▶ [Problem statement] Read the lines that follow and pick out every one containing the word "values".

━━━━━━━━━━━━━━━━━━━━━━━━━━━━━━

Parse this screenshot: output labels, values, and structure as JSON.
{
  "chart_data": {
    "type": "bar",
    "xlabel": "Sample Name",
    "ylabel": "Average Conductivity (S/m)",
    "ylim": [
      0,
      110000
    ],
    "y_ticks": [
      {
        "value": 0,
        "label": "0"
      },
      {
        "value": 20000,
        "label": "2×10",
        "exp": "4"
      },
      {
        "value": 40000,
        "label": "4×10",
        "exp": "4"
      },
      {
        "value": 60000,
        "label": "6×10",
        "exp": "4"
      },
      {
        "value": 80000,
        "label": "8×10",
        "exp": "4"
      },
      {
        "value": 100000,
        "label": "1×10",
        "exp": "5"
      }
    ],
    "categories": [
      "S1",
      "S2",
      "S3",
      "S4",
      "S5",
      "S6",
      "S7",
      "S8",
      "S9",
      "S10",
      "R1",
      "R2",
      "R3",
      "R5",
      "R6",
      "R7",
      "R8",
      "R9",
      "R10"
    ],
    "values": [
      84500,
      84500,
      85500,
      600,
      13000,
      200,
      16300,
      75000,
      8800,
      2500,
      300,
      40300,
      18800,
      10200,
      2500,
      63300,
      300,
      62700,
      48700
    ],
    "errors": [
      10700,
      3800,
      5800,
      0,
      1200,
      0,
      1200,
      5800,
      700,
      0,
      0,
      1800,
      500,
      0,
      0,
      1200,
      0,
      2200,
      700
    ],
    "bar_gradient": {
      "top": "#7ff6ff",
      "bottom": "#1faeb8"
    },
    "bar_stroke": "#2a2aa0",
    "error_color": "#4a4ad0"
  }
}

━━━━━━━━━━━━━━━━━━━━━━━━━━━━━━

▶ [Result for this task]
Parse this screenshot: output labels, values, and structure as JSON.
    "values": [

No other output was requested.